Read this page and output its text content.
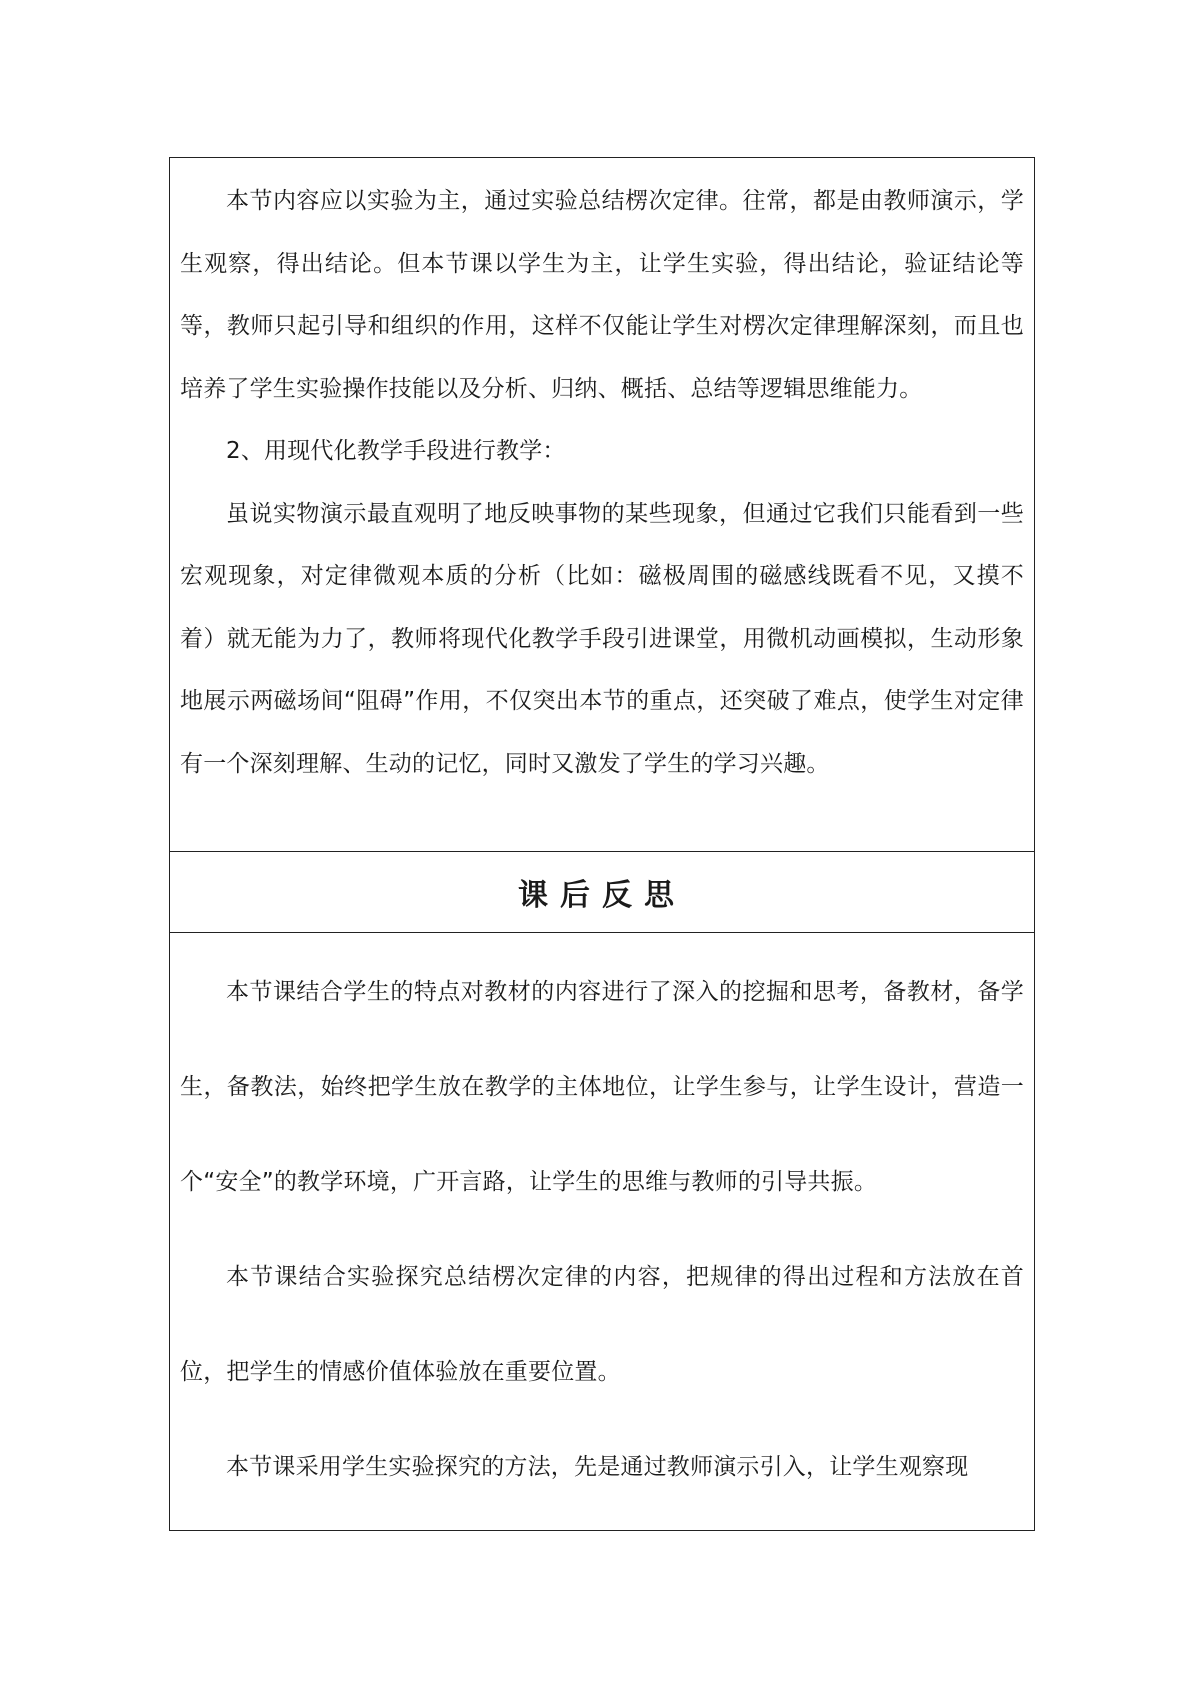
本节内容应以实验为主，通过实验总结楞次定律。往常，都是由教师演示，学生观察，得出结论。但本节课以学生为主，让学生实验，得出结论，验证结论等等，教师只起引导和组织的作用，这样不仅能让学生对楞次定律理解深刻，而且也培养了学生实验操作技能以及分析、归纳、概括、总结等逻辑思维能力。

2、用现代化教学手段进行教学：

虽说实物演示最直观明了地反映事物的某些现象，但通过它我们只能看到一些宏观现象，对定律微观本质的分析（比如：磁极周围的磁感线既看不见，又摸不着）就无能为力了，教师将现代化教学手段引进课堂，用微机动画模拟，生动形象地展示两磁场间“阻碍”作用，不仅突出本节的重点，还突破了难点，使学生对定律有一个深刻理解、生动的记忆，同时又激发了学生的学习兴趣。

课后反思

本节课结合学生的特点对教材的内容进行了深入的挖掘和思考，备教材，备学生，备教法，始终把学生放在教学的主体地位，让学生参与，让学生设计，营造一个“安全”的教学环境，广开言路，让学生的思维与教师的引导共振。

本节课结合实验探究总结楞次定律的内容，把规律的得出过程和方法放在首位，把学生的情感价值体验放在重要位置。

本节课采用学生实验探究的方法，先是通过教师演示引入，让学生观察现
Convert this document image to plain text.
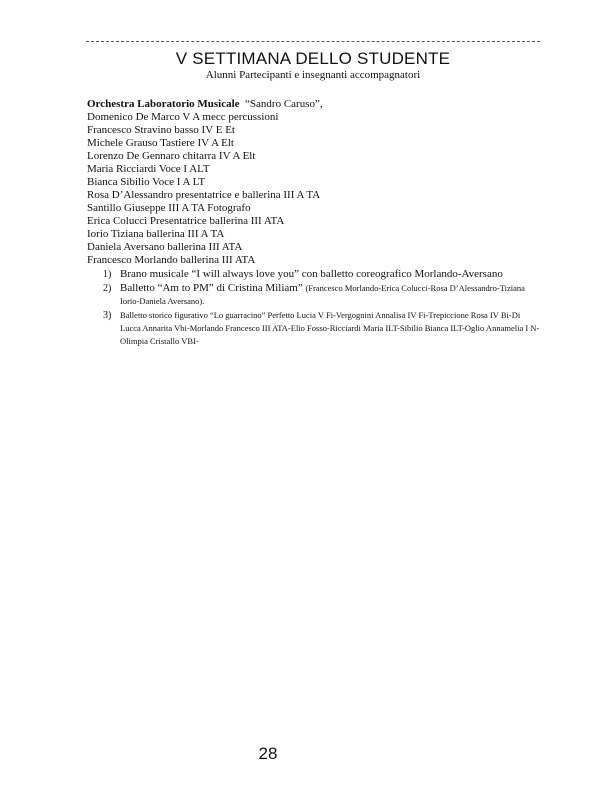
V SETTIMANA DELLO STUDENTE
Alunni Partecipanti e insegnanti accompagnatori
Orchestra Laboratorio Musicale “Sandro Caruso”,
Domenico De Marco V A mecc percussioni
Francesco Stravino basso IV E Et
Michele Grauso Tastiere IV A Elt
Lorenzo De Gennaro chitarra IV A Elt
Maria Ricciardi Voce I ALT
Bianca Sibilio Voce I A LT
Rosa D’Alessandro presentatrice e ballerina III A TA
Santillo Giuseppe III A TA Fotografo
Erica Colucci Presentatrice ballerina III ATA
Iorio Tiziana ballerina III A TA
Daniela Aversano ballerina III ATA
Francesco Morlando ballerina III ATA
1) Brano musicale “I will always love you” con balletto coreografico Morlando-Aversano
2) Balletto “Am to PM” di Cristina Miliam” (Francesco Morlando-Erica Colucci-Rosa D’Alessandro-Tiziana Iorio-Daniela Aversano).
3) Balletto storico figurativo “Lo guarracino” Perfetto Lucia V Fi-Vergognini Annalisa IV Fi-Trepiccione Rosa IV Bi-Di Lucca Annarita Vbi-Morlando Francesco III ATA-Elio Fosso-Ricciardi Maria ILT-Sibilio Bianca ILT-Oglio Annamelia I N- Olimpia Cristallo VBI-
28
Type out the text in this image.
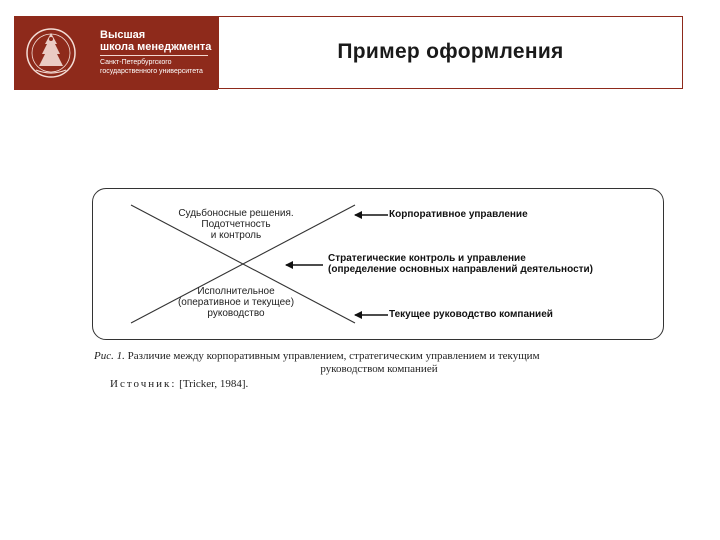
Высшая
школа менеджмента
Санкт-Петербургского
государственного университета
Пример оформления
Судьбоносные решения.
Подотчетность
и контроль
Исполнительное
(оперативное и текущее)
руководство
Корпоративное управление
Стратегические контроль и управление
(определение основных направлений деятельности)
Текущее руководство компанией
Рис. 1. Различие между корпоративным управлением, стратегическим управлением и текущим
руководством компанией
Источник: [Tricker, 1984].
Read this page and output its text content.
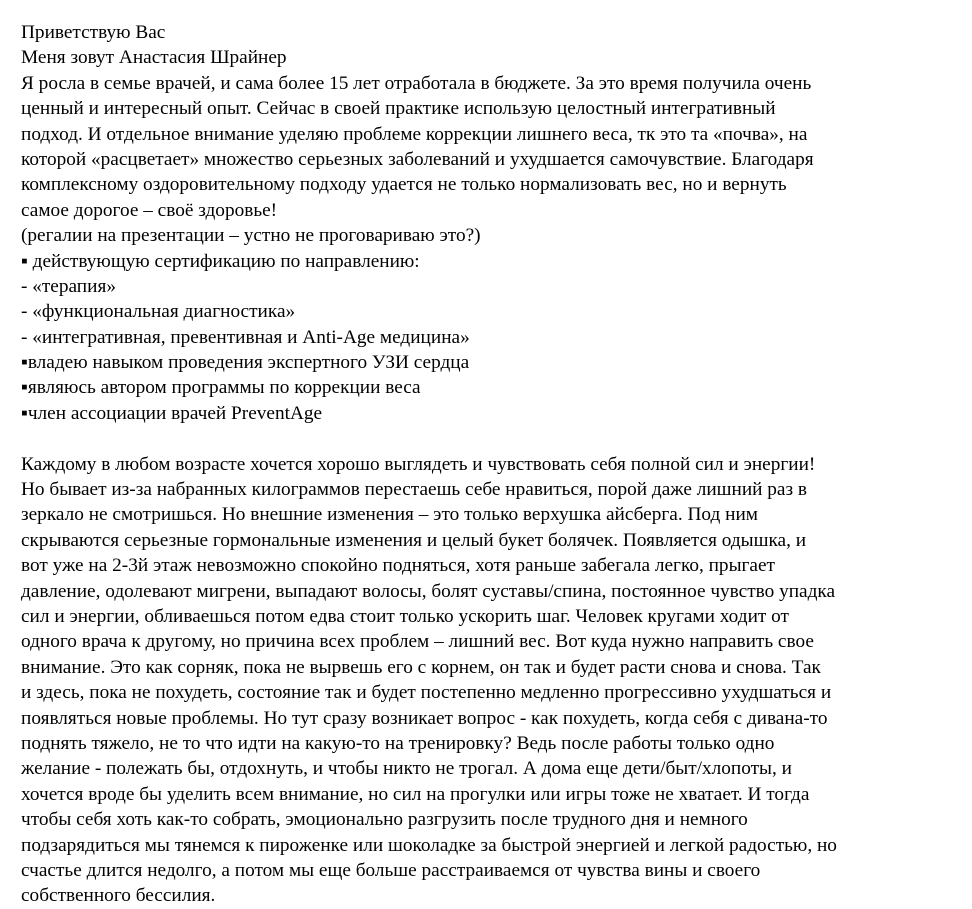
Приветствую Вас
Меня зовут Анастасия Шрайнер
Я росла в семье врачей, и сама более 15 лет отработала в бюджете. За это время получила очень
ценный и интересный опыт. Сейчас в своей практике использую целостный интегративный
подход. И отдельное внимание уделяю проблеме коррекции лишнего веса, тк это та «почва», на
которой «расцветает» множество серьезных заболеваний и ухудшается самочувствие. Благодаря
комплексному оздоровительному подходу удается не только нормализовать вес, но и вернуть
самое дорогое – своё здоровье!
(регалии на презентации – устно не проговариваю это?)
▪ действующую сертификацию по направлению:
- «терапия»
- «функциональная диагностика»
- «интегративная, превентивная и Anti-Age медицина»
▪владею навыком проведения экспертного УЗИ сердца
▪являюсь автором программы по коррекции веса
▪член ассоциации врачей PreventAge
Каждому в любом возрасте хочется хорошо выглядеть и чувствовать себя полной сил и энергии!
Но бывает из-за набранных килограммов перестаешь себе нравиться, порой даже лишний раз в
зеркало не смотришься. Но внешние изменения – это только верхушка айсберга. Под ним
скрываются серьезные гормональные изменения и целый букет болячек. Появляется одышка, и
вот уже на 2-3й этаж невозможно спокойно подняться, хотя раньше забегала легко, прыгает
давление, одолевают мигрени, выпадают волосы, болят суставы/спина, постоянное чувство упадка
сил и энергии, обливаешься потом едва стоит только ускорить шаг. Человек кругами ходит от
одного врача к другому, но причина всех проблем – лишний вес. Вот куда нужно направить свое
внимание. Это как сорняк, пока не вырвешь его с корнем, он так и будет расти снова и снова. Так
и здесь, пока не похудеть, состояние так и будет постепенно медленно прогрессивно ухудшаться и
появляться новые проблемы. Но тут сразу возникает вопрос - как похудеть, когда себя с дивана-то
поднять тяжело, не то что идти на какую-то на тренировку? Ведь после работы только одно
желание - полежать бы, отдохнуть, и чтобы никто не трогал. А дома еще дети/быт/хлопоты, и
хочется вроде бы уделить всем внимание, но сил на прогулки или игры тоже не хватает. И тогда
чтобы себя хоть как-то собрать, эмоционально разгрузить после трудного дня и немного
подзарядиться мы тянемся к пироженке или шоколадке за быстрой энергией и легкой радостью, но
счастье длится недолго, а потом мы еще больше расстраиваемся от чувства вины и своего
собственного бессилия.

__The task__.
Word for word, quote the full listing, omitting every picture.

__Output__.
Read this page and output its text content.
本节内容应以实验为主，通过实验总结楞次定律。往常，都是由教师演示，学生观察，得出结论。但本节课以学生为主，让学生实验，得出结论，验证结论等等，教师只起引导和组织的作用，这样不仅能让学生对楞次定律理解深刻，而且也培养了学生实验操作技能以及分析、归纳、概括、总结等逻辑思维能力。

2、用现代化教学手段进行教学：

虽说实物演示最直观明了地反映事物的某些现象，但通过它我们只能看到一些宏观现象，对定律微观本质的分析（比如：磁极周围的磁感线既看不见，又摸不着）就无能为力了，教师将现代化教学手段引进课堂，用微机动画模拟，生动形象地展示两磁场间“阻碍”作用，不仅突出本节的重点，还突破了难点，使学生对定律有一个深刻理解、生动的记忆，同时又激发了学生的学习兴趣。

课后反思

本节课结合学生的特点对教材的内容进行了深入的挖掘和思考，备教材，备学生，备教法，始终把学生放在教学的主体地位，让学生参与，让学生设计，营造一个“安全”的教学环境，广开言路，让学生的思维与教师的引导共振。

本节课结合实验探究总结楞次定律的内容，把规律的得出过程和方法放在首位，把学生的情感价值体验放在重要位置。

本节课采用学生实验探究的方法，先是通过教师演示引入，让学生观察现
Convert this document image to plain text.
V SETTIMANA DELLO STUDENTE
Alunni Partecipanti e insegnanti accompagnatori
Orchestra Laboratorio Musicale “Sandro Caruso”,
Domenico De Marco V A mecc percussioni
Francesco Stravino basso IV E Et
Michele Grauso Tastiere IV A Elt
Lorenzo De Gennaro chitarra IV A Elt
Maria Ricciardi Voce I ALT
Bianca Sibilio Voce I A LT
Rosa D’Alessandro presentatrice e ballerina III A TA
Santillo Giuseppe III A TA Fotografo
Erica Colucci Presentatrice ballerina III ATA
Iorio Tiziana ballerina III A TA
Daniela Aversano ballerina III ATA
Francesco Morlando ballerina III ATA
1) Brano musicale “I will always love you” con balletto coreografico Morlando-Aversano
2) Balletto “Am to PM” di Cristina Miliam” (Francesco Morlando-Erica Colucci-Rosa D’Alessandro-Tiziana Iorio-Daniela Aversano).
3) Balletto storico figurativo “Lo guarracino” Perfetto Lucia V Fi-Vergognini Annalisa IV Fi-Trepiccione Rosa IV Bi-Di Lucca Annarita Vbi-Morlando Francesco III ATA-Elio Fosso-Ricciardi Maria ILT-Sibilio Bianca ILT-Oglio Annamelia I N- Olimpia Cristallo VBI-
28
Type out the text in this image.
Высшая
школа менеджмента
Санкт-Петербургского
государственного университета
Пример оформления
Судьбоносные решения.
Подотчетность
и контроль
Исполнительное
(оперативное и текущее)
руководство
Корпоративное управление
Стратегические контроль и управление
(определение основных направлений деятельности)
Текущее руководство компанией
Рис. 1. Различие между корпоративным управлением, стратегическим управлением и текущим
руководством компанией
Источник: [Tricker, 1984].
Read this page and output its text content.
Приветствую Вас
Меня зовут Анастасия Шрайнер
Я росла в семье врачей, и сама более 15 лет отработала в бюджете. За это время получила очень
ценный и интересный опыт. Сейчас в своей практике использую целостный интегративный
подход. И отдельное внимание уделяю проблеме коррекции лишнего веса, тк это та «почва», на
которой «расцветает» множество серьезных заболеваний и ухудшается самочувствие. Благодаря
комплексному оздоровительному подходу удается не только нормализовать вес, но и вернуть
самое дорогое – своё здоровье!
(регалии на презентации – устно не проговариваю это?)
▪ действующую сертификацию по направлению:
- «терапия»
- «функциональная диагностика»
- «интегративная, превентивная и Anti-Age медицина»
▪владею навыком проведения экспертного УЗИ сердца
▪являюсь автором программы по коррекции веса
▪член ассоциации врачей PreventAge
Каждому в любом возрасте хочется хорошо выглядеть и чувствовать себя полной сил и энергии!
Но бывает из-за набранных килограммов перестаешь себе нравиться, порой даже лишний раз в
зеркало не смотришься. Но внешние изменения – это только верхушка айсберга. Под ним
скрываются серьезные гормональные изменения и целый букет болячек. Появляется одышка, и
вот уже на 2-3й этаж невозможно спокойно подняться, хотя раньше забегала легко, прыгает
давление, одолевают мигрени, выпадают волосы, болят суставы/спина, постоянное чувство упадка
сил и энергии, обливаешься потом едва стоит только ускорить шаг. Человек кругами ходит от
одного врача к другому, но причина всех проблем – лишний вес. Вот куда нужно направить свое
внимание. Это как сорняк, пока не вырвешь его с корнем, он так и будет расти снова и снова. Так
и здесь, пока не похудеть, состояние так и будет постепенно медленно прогрессивно ухудшаться и
появляться новые проблемы. Но тут сразу возникает вопрос - как похудеть, когда себя с дивана-то
поднять тяжело, не то что идти на какую-то на тренировку? Ведь после работы только одно
желание - полежать бы, отдохнуть, и чтобы никто не трогал. А дома еще дети/быт/хлопоты, и
хочется вроде бы уделить всем внимание, но сил на прогулки или игры тоже не хватает. И тогда
чтобы себя хоть как-то собрать, эмоционально разгрузить после трудного дня и немного
подзарядиться мы тянемся к пироженке или шоколадке за быстрой энергией и легкой радостью, но
счастье длится недолго, а потом мы еще больше расстраиваемся от чувства вины и своего
собственного бессилия.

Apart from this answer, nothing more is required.